▸ **WRITTEN INSTRUCTION**
Work out how many lines of the listing hold the string "новой". Answer with that number alone.

Records contained in a dataset:

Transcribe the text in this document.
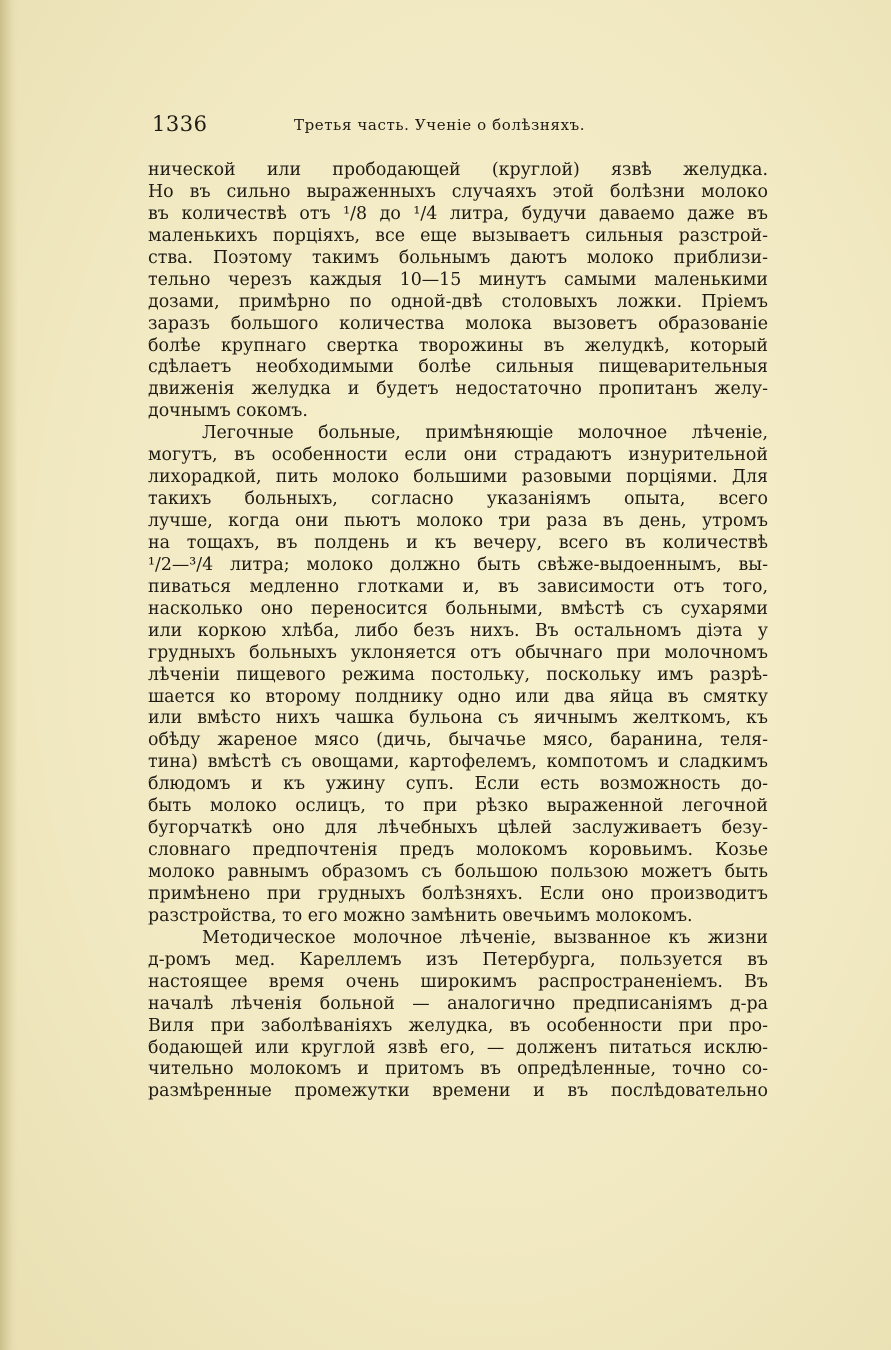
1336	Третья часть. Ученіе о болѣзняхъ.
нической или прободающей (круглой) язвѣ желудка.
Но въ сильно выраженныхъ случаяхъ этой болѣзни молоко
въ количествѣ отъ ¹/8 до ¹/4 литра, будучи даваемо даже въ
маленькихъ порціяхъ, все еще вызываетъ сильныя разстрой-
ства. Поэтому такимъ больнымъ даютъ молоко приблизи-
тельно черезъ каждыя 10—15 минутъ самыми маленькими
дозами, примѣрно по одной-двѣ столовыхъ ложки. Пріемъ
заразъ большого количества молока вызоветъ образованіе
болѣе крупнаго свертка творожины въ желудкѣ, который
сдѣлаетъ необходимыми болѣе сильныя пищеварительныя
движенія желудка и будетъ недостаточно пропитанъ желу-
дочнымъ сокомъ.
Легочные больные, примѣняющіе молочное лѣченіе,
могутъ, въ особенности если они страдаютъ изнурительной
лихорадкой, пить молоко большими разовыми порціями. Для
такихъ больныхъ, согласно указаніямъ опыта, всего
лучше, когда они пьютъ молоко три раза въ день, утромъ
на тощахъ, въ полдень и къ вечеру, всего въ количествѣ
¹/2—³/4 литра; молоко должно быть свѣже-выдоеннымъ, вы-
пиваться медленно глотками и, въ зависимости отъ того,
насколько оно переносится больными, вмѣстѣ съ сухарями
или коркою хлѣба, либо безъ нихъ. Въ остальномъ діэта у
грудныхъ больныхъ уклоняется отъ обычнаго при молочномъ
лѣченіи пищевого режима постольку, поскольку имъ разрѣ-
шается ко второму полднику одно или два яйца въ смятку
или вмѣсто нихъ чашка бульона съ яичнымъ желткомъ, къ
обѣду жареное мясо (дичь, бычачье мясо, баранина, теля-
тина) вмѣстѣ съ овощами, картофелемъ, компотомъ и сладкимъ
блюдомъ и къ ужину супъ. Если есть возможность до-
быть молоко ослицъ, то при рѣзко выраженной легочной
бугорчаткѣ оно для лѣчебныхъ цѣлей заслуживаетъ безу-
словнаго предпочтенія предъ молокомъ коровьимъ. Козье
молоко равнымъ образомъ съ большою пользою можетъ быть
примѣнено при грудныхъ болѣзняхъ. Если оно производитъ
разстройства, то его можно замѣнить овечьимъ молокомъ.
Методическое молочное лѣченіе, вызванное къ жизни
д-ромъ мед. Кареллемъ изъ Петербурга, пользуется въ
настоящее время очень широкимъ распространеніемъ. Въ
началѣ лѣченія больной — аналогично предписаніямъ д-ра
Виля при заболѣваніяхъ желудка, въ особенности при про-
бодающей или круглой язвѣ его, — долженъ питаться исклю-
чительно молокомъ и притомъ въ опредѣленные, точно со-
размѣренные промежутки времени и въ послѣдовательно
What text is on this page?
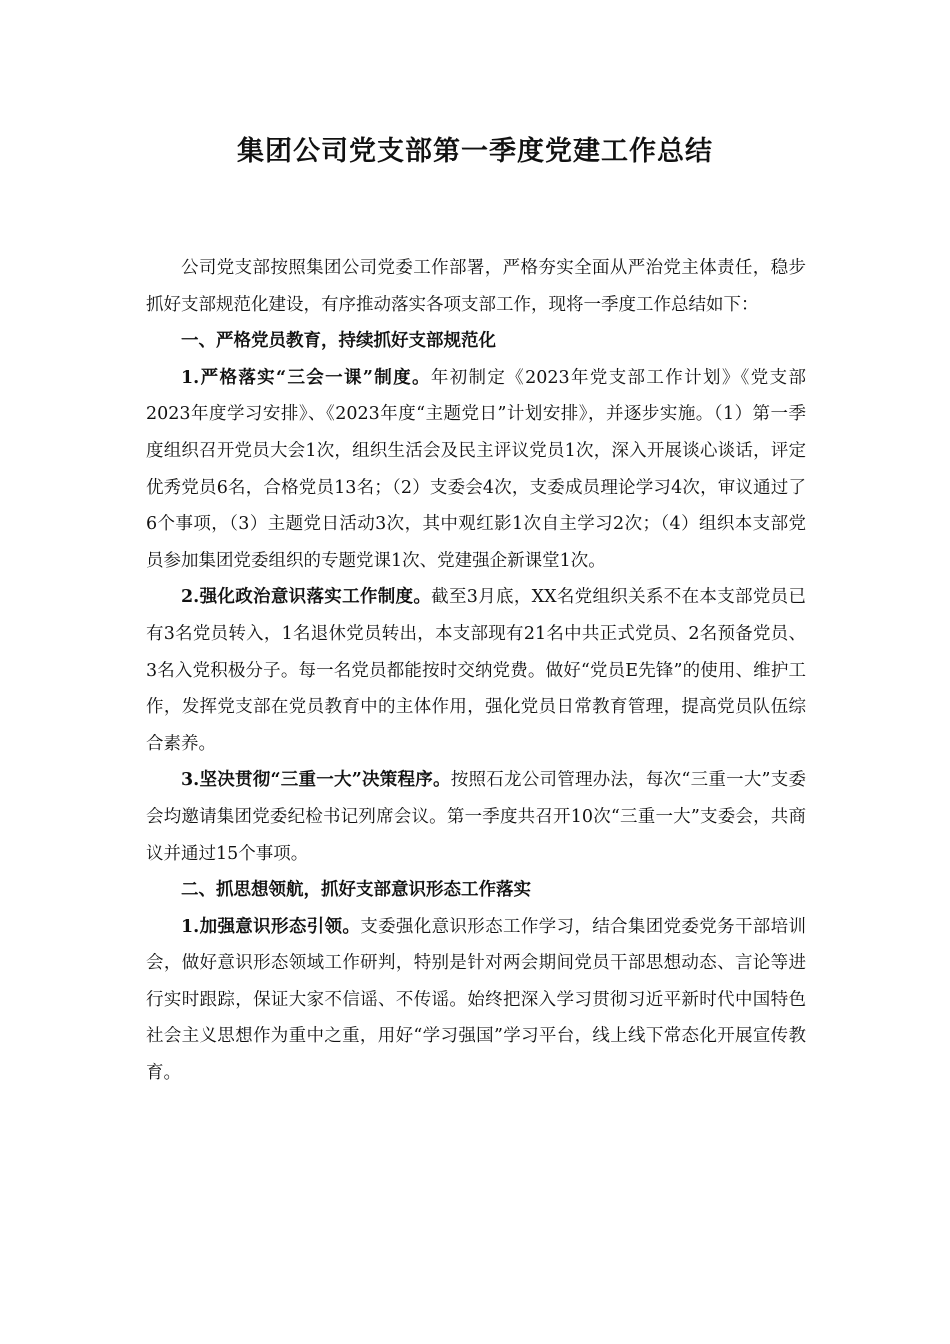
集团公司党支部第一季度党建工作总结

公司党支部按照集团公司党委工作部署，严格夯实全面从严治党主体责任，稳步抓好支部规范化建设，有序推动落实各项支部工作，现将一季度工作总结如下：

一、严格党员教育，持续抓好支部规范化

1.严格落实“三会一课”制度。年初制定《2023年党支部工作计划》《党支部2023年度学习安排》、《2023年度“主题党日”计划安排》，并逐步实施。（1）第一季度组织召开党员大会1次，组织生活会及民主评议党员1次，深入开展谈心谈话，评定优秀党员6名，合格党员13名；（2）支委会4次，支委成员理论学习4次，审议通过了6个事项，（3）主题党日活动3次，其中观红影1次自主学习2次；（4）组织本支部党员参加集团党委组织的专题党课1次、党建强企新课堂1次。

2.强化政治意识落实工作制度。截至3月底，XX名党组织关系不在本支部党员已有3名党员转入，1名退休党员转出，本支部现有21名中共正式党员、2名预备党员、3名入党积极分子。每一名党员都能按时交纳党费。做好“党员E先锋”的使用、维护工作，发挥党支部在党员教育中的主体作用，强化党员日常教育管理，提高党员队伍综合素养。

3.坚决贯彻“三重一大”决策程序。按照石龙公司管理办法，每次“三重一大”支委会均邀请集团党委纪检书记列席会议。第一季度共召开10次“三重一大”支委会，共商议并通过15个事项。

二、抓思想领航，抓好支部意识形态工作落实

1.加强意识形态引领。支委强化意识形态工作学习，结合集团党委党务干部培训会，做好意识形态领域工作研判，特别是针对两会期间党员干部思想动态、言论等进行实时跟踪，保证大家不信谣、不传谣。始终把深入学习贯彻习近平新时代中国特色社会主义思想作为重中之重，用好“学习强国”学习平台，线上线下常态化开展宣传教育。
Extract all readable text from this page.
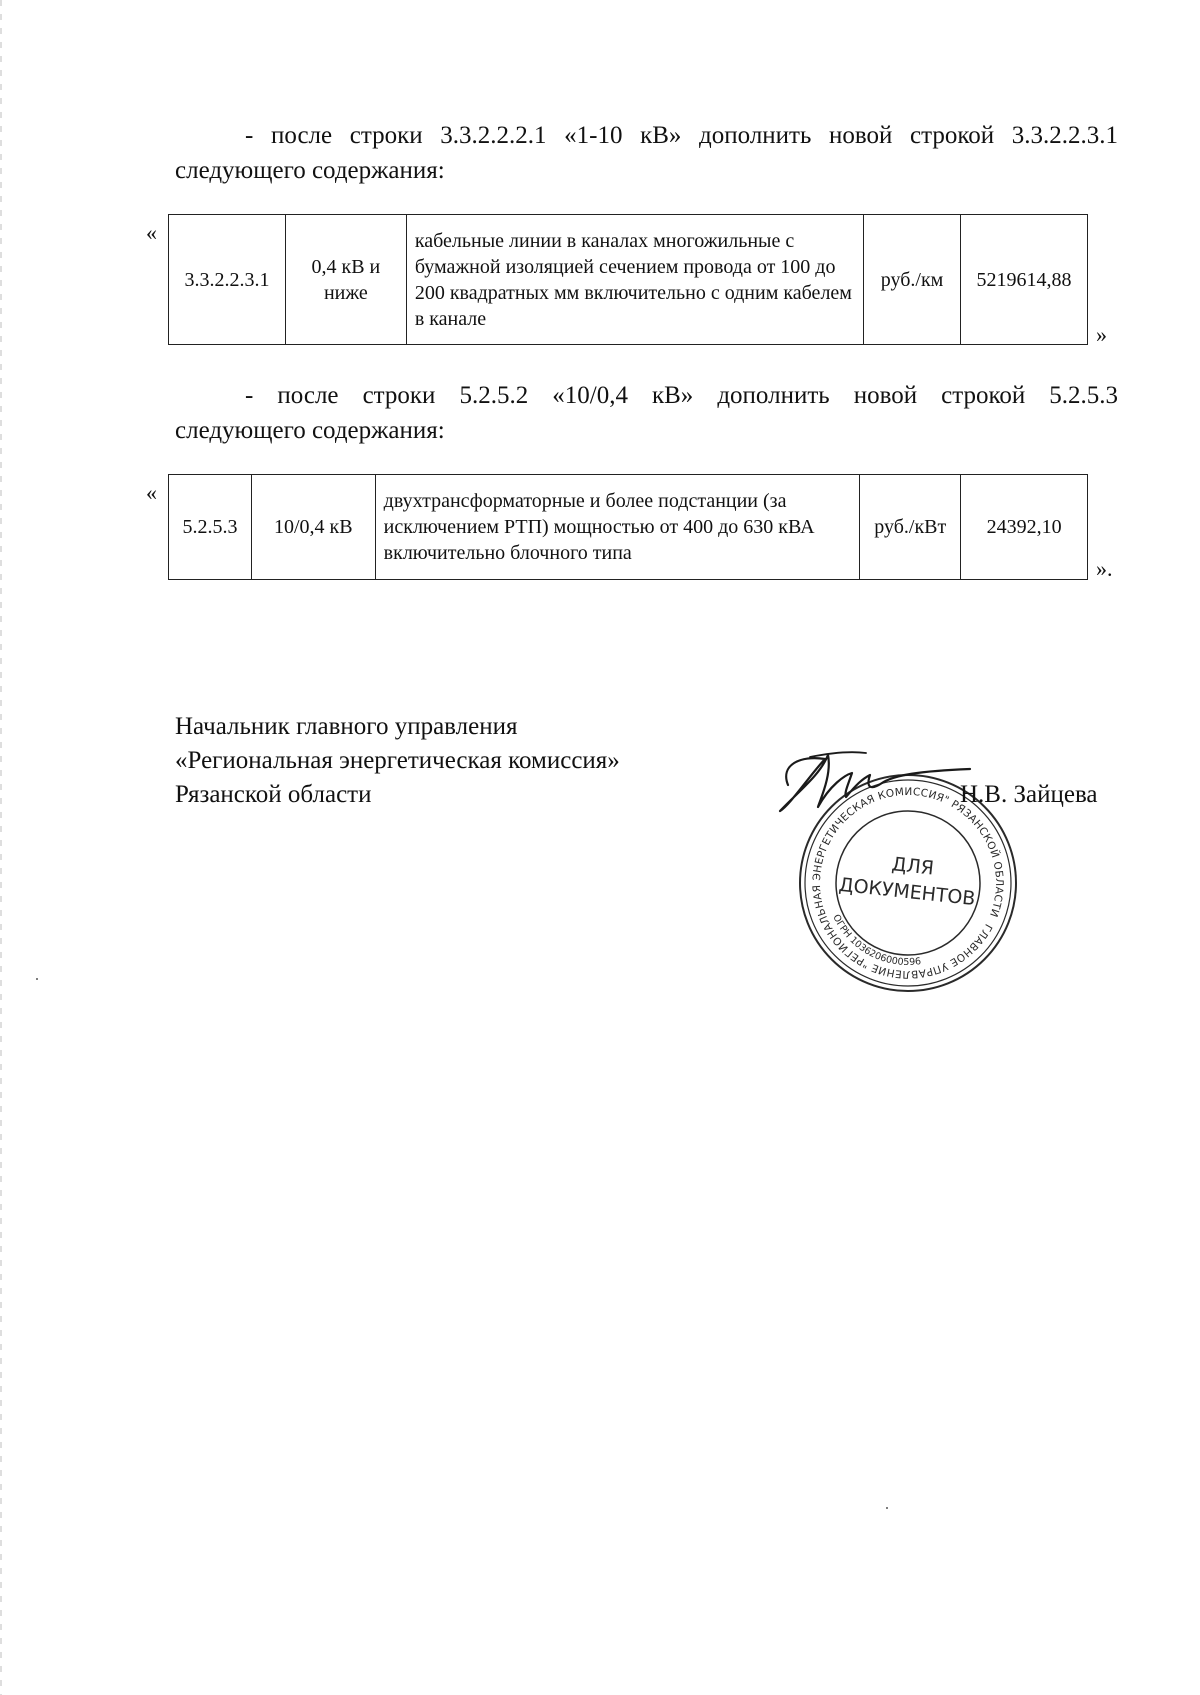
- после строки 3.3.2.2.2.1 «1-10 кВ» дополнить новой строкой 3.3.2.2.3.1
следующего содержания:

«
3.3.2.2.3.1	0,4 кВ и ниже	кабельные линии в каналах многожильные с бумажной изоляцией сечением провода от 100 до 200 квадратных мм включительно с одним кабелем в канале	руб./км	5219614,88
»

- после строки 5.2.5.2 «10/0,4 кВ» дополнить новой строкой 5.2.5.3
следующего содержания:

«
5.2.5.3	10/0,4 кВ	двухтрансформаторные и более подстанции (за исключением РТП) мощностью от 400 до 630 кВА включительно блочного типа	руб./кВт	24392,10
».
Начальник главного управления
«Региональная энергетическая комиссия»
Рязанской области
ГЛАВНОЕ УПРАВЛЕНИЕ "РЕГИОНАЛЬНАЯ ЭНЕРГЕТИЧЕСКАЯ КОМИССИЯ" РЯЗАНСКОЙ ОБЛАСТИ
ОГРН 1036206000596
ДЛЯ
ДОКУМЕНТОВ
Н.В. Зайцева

▸ **REPLY**
2